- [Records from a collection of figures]
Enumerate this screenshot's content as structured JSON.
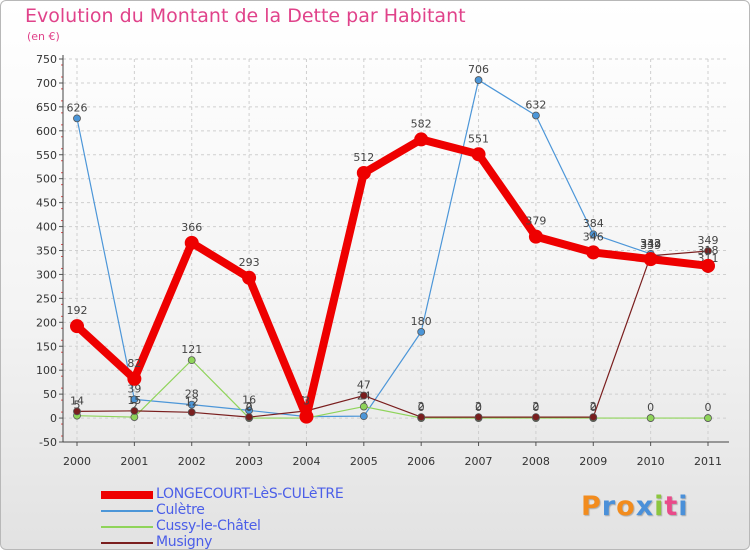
{
  "chart_data": {
    "type": "line",
    "title": "Evolution du Montant de la Dette par Habitant",
    "unit": "(en €)",
    "x": [
      "2000",
      "2001",
      "2002",
      "2003",
      "2004",
      "2005",
      "2006",
      "2007",
      "2008",
      "2009",
      "2010",
      "2011"
    ],
    "ylim": [
      -50,
      750
    ],
    "yticks": [
      -50,
      0,
      50,
      100,
      150,
      200,
      250,
      300,
      350,
      400,
      450,
      500,
      550,
      600,
      650,
      700,
      750
    ],
    "grid": true,
    "legend_position": "bottom-left",
    "series": [
      {
        "name": "LONGECOURT-LèS-CULèTRE",
        "values": [
          192,
          82,
          366,
          293,
          3,
          512,
          582,
          551,
          379,
          346,
          332,
          318
        ],
        "color": "#ee0000",
        "emphasis": true
      },
      {
        "name": "Culètre",
        "values": [
          626,
          39,
          28,
          16,
          3,
          4,
          180,
          706,
          632,
          384,
          343,
          311
        ],
        "color": "#4c96d8"
      },
      {
        "name": "Cussy-le-Châtel",
        "values": [
          5,
          2,
          121,
          0,
          0,
          24,
          0,
          0,
          0,
          0,
          0,
          0
        ],
        "color": "#8fd45a"
      },
      {
        "name": "Musigny",
        "values": [
          14,
          15,
          12,
          2,
          15,
          47,
          2,
          2,
          2,
          2,
          339,
          349
        ],
        "color": "#7a1e1e"
      }
    ]
  },
  "brand": {
    "letters": [
      "P",
      "r",
      "o",
      "x",
      "i",
      "t",
      "i"
    ],
    "colors": [
      "#f28c1e",
      "#4a90d9",
      "#f28c1e",
      "#4a90d9",
      "#8cc63f",
      "#e94b8a",
      "#4a90d9"
    ]
  }
}
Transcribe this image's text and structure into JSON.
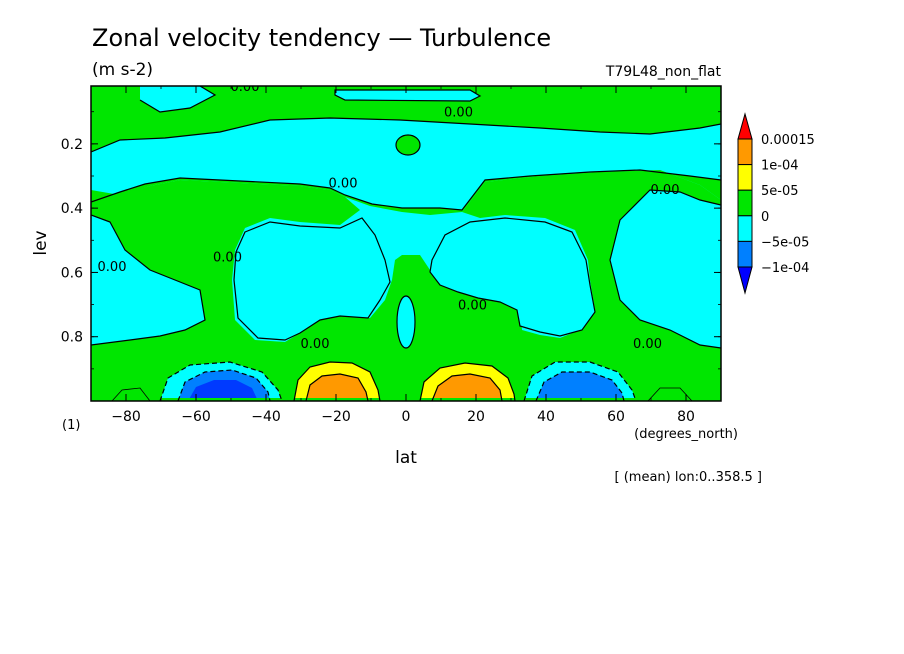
{
  "chart_data": {
    "type": "contour",
    "title": "Zonal velocity tendency — Turbulence",
    "units": "(m s-2)",
    "run_label": "T79L48_non_flat",
    "xlabel": "lat",
    "x_units": "(degrees_north)",
    "ylabel": "lev",
    "y_units": "(1)",
    "subset_note": "[ (mean) lon:0..358.5 ]",
    "x_range": [
      -90,
      90
    ],
    "y_range": [
      0.02,
      1.0
    ],
    "y_reversed": true,
    "x_ticks": [
      -80,
      -60,
      -40,
      -20,
      0,
      20,
      40,
      60,
      80
    ],
    "y_ticks": [
      0.2,
      0.4,
      0.6,
      0.8
    ],
    "colorbar": {
      "labels": [
        "0.00015",
        "1e-04",
        "5e-05",
        "0",
        "−5e-05",
        "−1e-04"
      ],
      "colors": [
        "#ff0000",
        "#ff9900",
        "#ffff00",
        "#00e600",
        "#00ffff",
        "#0080ff",
        "#0000ff"
      ],
      "extend": "both"
    },
    "contour_labels": [
      {
        "text": "0.00",
        "lat": -46,
        "lev": 0.02
      },
      {
        "text": "0.00",
        "lat": 15,
        "lev": 0.1
      },
      {
        "text": "0.00",
        "lat": -18,
        "lev": 0.32
      },
      {
        "text": "0.00",
        "lat": -84,
        "lev": 0.58
      },
      {
        "text": "0.00",
        "lat": -51,
        "lev": 0.55
      },
      {
        "text": "0.00",
        "lat": 19,
        "lev": 0.7
      },
      {
        "text": "0.00",
        "lat": -26,
        "lev": 0.82
      },
      {
        "text": "0.00",
        "lat": 69,
        "lev": 0.82
      },
      {
        "text": "0.00",
        "lat": 74,
        "lev": 0.34
      }
    ],
    "features": [
      {
        "name": "negative max",
        "lat": -52,
        "lev": 0.98,
        "value_class": "<-1e-04"
      },
      {
        "name": "positive max",
        "lat": -20,
        "lev": 0.98,
        "value_class": "5e-05..1e-04"
      },
      {
        "name": "positive max",
        "lat": 18,
        "lev": 0.98,
        "value_class": "5e-05..1e-04"
      },
      {
        "name": "negative max",
        "lat": 50,
        "lev": 0.98,
        "value_class": "<-1e-04"
      }
    ]
  }
}
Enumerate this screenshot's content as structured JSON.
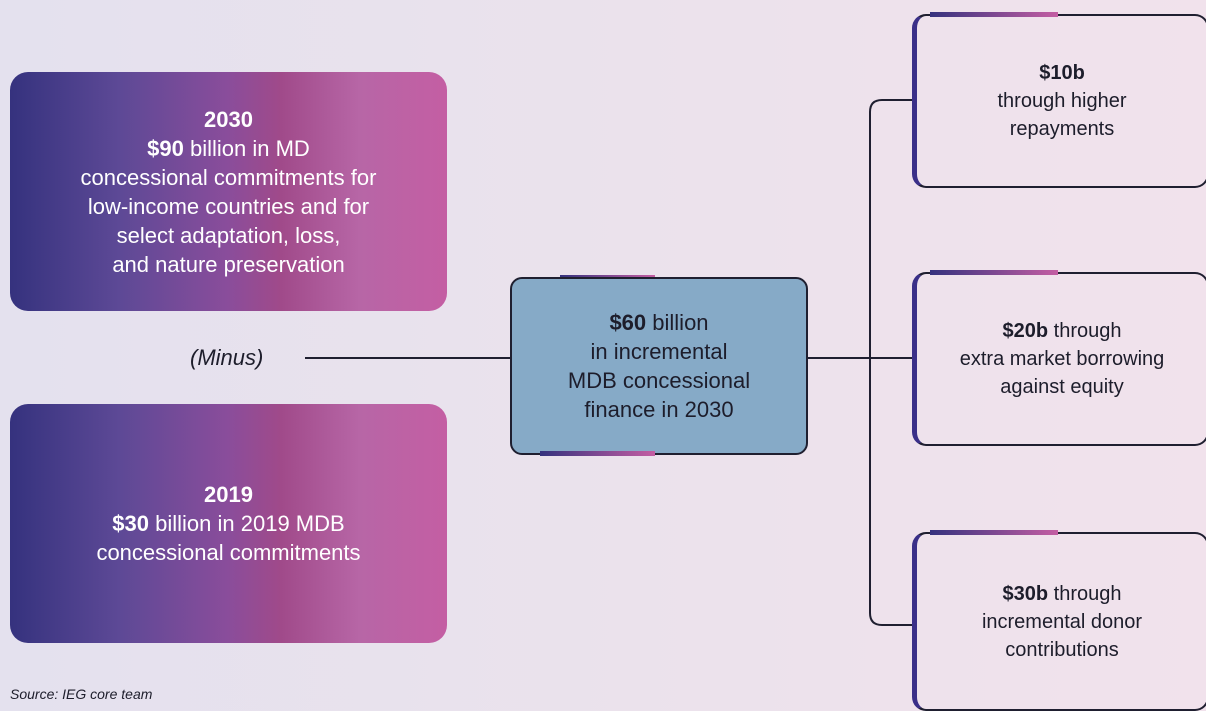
{
  "left_boxes": [
    {
      "year": "2030",
      "lead": "$90",
      "lines": [
        "billion in MD",
        "concessional commitments for",
        "low-income countries and for",
        "select adaptation, loss,",
        "and nature preservation"
      ]
    },
    {
      "year": "2019",
      "lead": "$30",
      "lines": [
        "billion in 2019 MDB",
        "concessional commitments"
      ]
    }
  ],
  "operator": "(Minus)",
  "center_box": {
    "lead": "$60",
    "lines": [
      "billion",
      "in incremental",
      "MDB concessional",
      "finance in 2030"
    ]
  },
  "right_boxes": [
    {
      "lead": "$10b",
      "lines": [
        "through higher",
        "repayments"
      ]
    },
    {
      "lead": "$20b",
      "lines": [
        "through",
        "extra market borrowing",
        "against equity"
      ]
    },
    {
      "lead": "$30b",
      "lines": [
        "through",
        "incremental donor",
        "contributions"
      ]
    }
  ],
  "source": "Source: IEG core team"
}
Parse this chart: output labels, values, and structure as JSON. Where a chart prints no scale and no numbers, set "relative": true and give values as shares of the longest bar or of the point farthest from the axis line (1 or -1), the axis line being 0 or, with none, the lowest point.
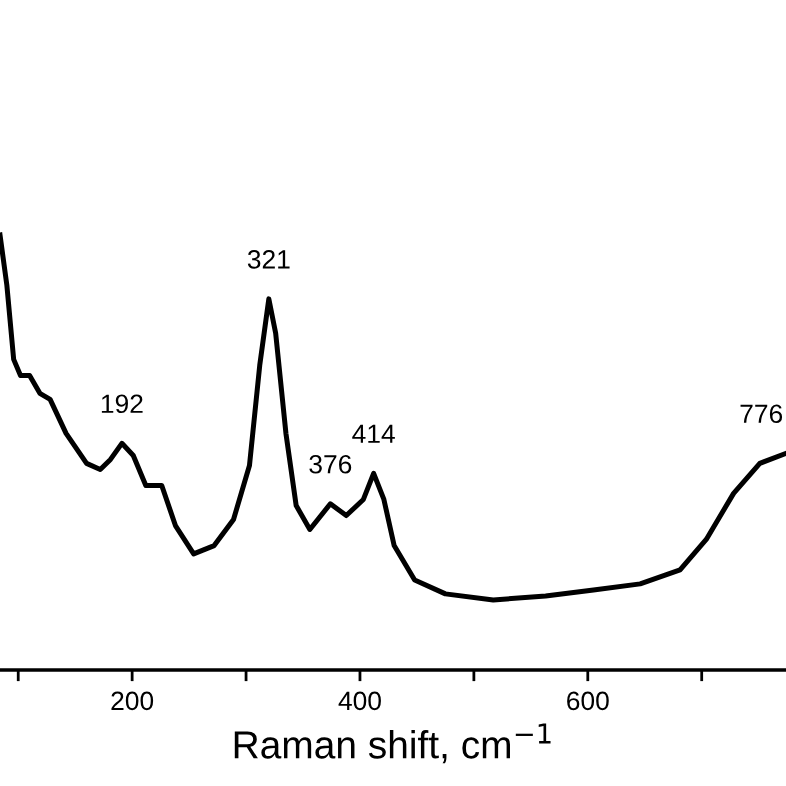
{
  "chart_data": {
    "type": "line",
    "xlabel": "Raman shift, cm$^{−1}$",
    "relative": true,
    "color": "#000000",
    "x": [
      84,
      90,
      96,
      102,
      110,
      119,
      128,
      142,
      160,
      172,
      181,
      191,
      201,
      212,
      226,
      238,
      254,
      272,
      289,
      303,
      312,
      320,
      326,
      335,
      344,
      356,
      374,
      388,
      403,
      412,
      421,
      430,
      448,
      475,
      517,
      563,
      605,
      646,
      681,
      704,
      728,
      751,
      774
    ],
    "values": [
      1.0,
      0.885,
      0.714,
      0.677,
      0.677,
      0.636,
      0.622,
      0.544,
      0.475,
      0.461,
      0.484,
      0.521,
      0.493,
      0.424,
      0.424,
      0.332,
      0.267,
      0.286,
      0.346,
      0.47,
      0.7,
      0.853,
      0.774,
      0.544,
      0.378,
      0.323,
      0.382,
      0.355,
      0.392,
      0.452,
      0.392,
      0.286,
      0.207,
      0.175,
      0.161,
      0.17,
      0.184,
      0.198,
      0.23,
      0.3,
      0.406,
      0.475,
      0.498
    ],
    "xlim": [
      84,
      774
    ],
    "xticks": [
      {
        "value": 100,
        "label": null
      },
      200,
      {
        "value": 300,
        "label": null
      },
      400,
      {
        "value": 500,
        "label": null
      },
      600,
      {
        "value": 700,
        "label": null
      }
    ],
    "tick_labels": "x",
    "grid": false,
    "legend": false,
    "marker": "none",
    "line_style": "solid",
    "annotations": [
      {
        "text": "192",
        "x": 191,
        "y": 0.521
      },
      {
        "text": "321",
        "x": 320,
        "y": 0.853
      },
      {
        "text": "376",
        "x": 374,
        "y": 0.382
      },
      {
        "text": "414",
        "x": 412,
        "y": 0.452
      },
      {
        "text": "776",
        "x": 776,
        "y": 0.498
      }
    ]
  }
}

- [Directive] Leave the pictures out, and transcribe each of the records exactly.

- [Exercise response]
Enumerate this screenshot's content as structured JSON.
{
  "chart_data": {
    "type": "line",
    "title": "Evolution du Montant de la Dette par Habitant",
    "unit": "(en €)",
    "x": [
      "2000",
      "2001",
      "2002",
      "2003",
      "2004",
      "2005",
      "2006",
      "2007",
      "2008",
      "2009",
      "2010",
      "2011"
    ],
    "ylim": [
      -50,
      750
    ],
    "yticks": [
      -50,
      0,
      50,
      100,
      150,
      200,
      250,
      300,
      350,
      400,
      450,
      500,
      550,
      600,
      650,
      700,
      750
    ],
    "grid": true,
    "legend_position": "bottom-left",
    "series": [
      {
        "name": "LONGECOURT-LèS-CULèTRE",
        "values": [
          192,
          82,
          366,
          293,
          3,
          512,
          582,
          551,
          379,
          346,
          332,
          318
        ],
        "color": "#ee0000",
        "emphasis": true
      },
      {
        "name": "Culètre",
        "values": [
          626,
          39,
          28,
          16,
          3,
          4,
          180,
          706,
          632,
          384,
          343,
          311
        ],
        "color": "#4c96d8"
      },
      {
        "name": "Cussy-le-Châtel",
        "values": [
          5,
          2,
          121,
          0,
          0,
          24,
          0,
          0,
          0,
          0,
          0,
          0
        ],
        "color": "#8fd45a"
      },
      {
        "name": "Musigny",
        "values": [
          14,
          15,
          12,
          2,
          15,
          47,
          2,
          2,
          2,
          2,
          339,
          349
        ],
        "color": "#7a1e1e"
      }
    ]
  },
  "brand": {
    "letters": [
      "P",
      "r",
      "o",
      "x",
      "i",
      "t",
      "i"
    ],
    "colors": [
      "#f28c1e",
      "#4a90d9",
      "#f28c1e",
      "#4a90d9",
      "#8cc63f",
      "#e94b8a",
      "#4a90d9"
    ]
  }
}
Transcribe this image's text and structure into JSON.
{
  "chart_data": {
    "type": "contour",
    "title": "Zonal velocity tendency — Turbulence",
    "units": "(m s-2)",
    "run_label": "T79L48_non_flat",
    "xlabel": "lat",
    "x_units": "(degrees_north)",
    "ylabel": "lev",
    "y_units": "(1)",
    "subset_note": "[ (mean) lon:0..358.5 ]",
    "x_range": [
      -90,
      90
    ],
    "y_range": [
      0.02,
      1.0
    ],
    "y_reversed": true,
    "x_ticks": [
      -80,
      -60,
      -40,
      -20,
      0,
      20,
      40,
      60,
      80
    ],
    "y_ticks": [
      0.2,
      0.4,
      0.6,
      0.8
    ],
    "colorbar": {
      "labels": [
        "0.00015",
        "1e-04",
        "5e-05",
        "0",
        "−5e-05",
        "−1e-04"
      ],
      "colors": [
        "#ff0000",
        "#ff9900",
        "#ffff00",
        "#00e600",
        "#00ffff",
        "#0080ff",
        "#0000ff"
      ],
      "extend": "both"
    },
    "contour_labels": [
      {
        "text": "0.00",
        "lat": -46,
        "lev": 0.02
      },
      {
        "text": "0.00",
        "lat": 15,
        "lev": 0.1
      },
      {
        "text": "0.00",
        "lat": -18,
        "lev": 0.32
      },
      {
        "text": "0.00",
        "lat": -84,
        "lev": 0.58
      },
      {
        "text": "0.00",
        "lat": -51,
        "lev": 0.55
      },
      {
        "text": "0.00",
        "lat": 19,
        "lev": 0.7
      },
      {
        "text": "0.00",
        "lat": -26,
        "lev": 0.82
      },
      {
        "text": "0.00",
        "lat": 69,
        "lev": 0.82
      },
      {
        "text": "0.00",
        "lat": 74,
        "lev": 0.34
      }
    ],
    "features": [
      {
        "name": "negative max",
        "lat": -52,
        "lev": 0.98,
        "value_class": "<-1e-04"
      },
      {
        "name": "positive max",
        "lat": -20,
        "lev": 0.98,
        "value_class": "5e-05..1e-04"
      },
      {
        "name": "positive max",
        "lat": 18,
        "lev": 0.98,
        "value_class": "5e-05..1e-04"
      },
      {
        "name": "negative max",
        "lat": 50,
        "lev": 0.98,
        "value_class": "<-1e-04"
      }
    ]
  }
}
Enumerate this screenshot's content as structured JSON.
{
  "left_boxes": [
    {
      "year": "2030",
      "lead": "$90",
      "lines": [
        "billion in MD",
        "concessional commitments for",
        "low-income countries and for",
        "select adaptation, loss,",
        "and nature preservation"
      ]
    },
    {
      "year": "2019",
      "lead": "$30",
      "lines": [
        "billion in 2019 MDB",
        "concessional commitments"
      ]
    }
  ],
  "operator": "(Minus)",
  "center_box": {
    "lead": "$60",
    "lines": [
      "billion",
      "in incremental",
      "MDB concessional",
      "finance in 2030"
    ]
  },
  "right_boxes": [
    {
      "lead": "$10b",
      "lines": [
        "through higher",
        "repayments"
      ]
    },
    {
      "lead": "$20b",
      "lines": [
        "through",
        "extra market borrowing",
        "against equity"
      ]
    },
    {
      "lead": "$30b",
      "lines": [
        "through",
        "incremental donor",
        "contributions"
      ]
    }
  ],
  "source": "Source: IEG core team"
}
Parse this chart: output labels, values, and structure as JSON. Where a chart prints no scale and no numbers, set "relative": true and give values as shares of the longest bar or of the point farthest from the axis line (1 or -1), the axis line being 0 or, with none, the lowest point.
{
  "chart_data": {
    "type": "line",
    "xlabel": "Raman shift, cm$^{−1}$",
    "relative": true,
    "color": "#000000",
    "x": [
      84,
      90,
      96,
      102,
      110,
      119,
      128,
      142,
      160,
      172,
      181,
      191,
      201,
      212,
      226,
      238,
      254,
      272,
      289,
      303,
      312,
      320,
      326,
      335,
      344,
      356,
      374,
      388,
      403,
      412,
      421,
      430,
      448,
      475,
      517,
      563,
      605,
      646,
      681,
      704,
      728,
      751,
      774
    ],
    "values": [
      1.0,
      0.885,
      0.714,
      0.677,
      0.677,
      0.636,
      0.622,
      0.544,
      0.475,
      0.461,
      0.484,
      0.521,
      0.493,
      0.424,
      0.424,
      0.332,
      0.267,
      0.286,
      0.346,
      0.47,
      0.7,
      0.853,
      0.774,
      0.544,
      0.378,
      0.323,
      0.382,
      0.355,
      0.392,
      0.452,
      0.392,
      0.286,
      0.207,
      0.175,
      0.161,
      0.17,
      0.184,
      0.198,
      0.23,
      0.3,
      0.406,
      0.475,
      0.498
    ],
    "xlim": [
      84,
      774
    ],
    "xticks": [
      {
        "value": 100,
        "label": null
      },
      200,
      {
        "value": 300,
        "label": null
      },
      400,
      {
        "value": 500,
        "label": null
      },
      600,
      {
        "value": 700,
        "label": null
      }
    ],
    "tick_labels": "x",
    "grid": false,
    "legend": false,
    "marker": "none",
    "line_style": "solid",
    "annotations": [
      {
        "text": "192",
        "x": 191,
        "y": 0.521
      },
      {
        "text": "321",
        "x": 320,
        "y": 0.853
      },
      {
        "text": "376",
        "x": 374,
        "y": 0.382
      },
      {
        "text": "414",
        "x": 412,
        "y": 0.452
      },
      {
        "text": "776",
        "x": 776,
        "y": 0.498
      }
    ]
  }
}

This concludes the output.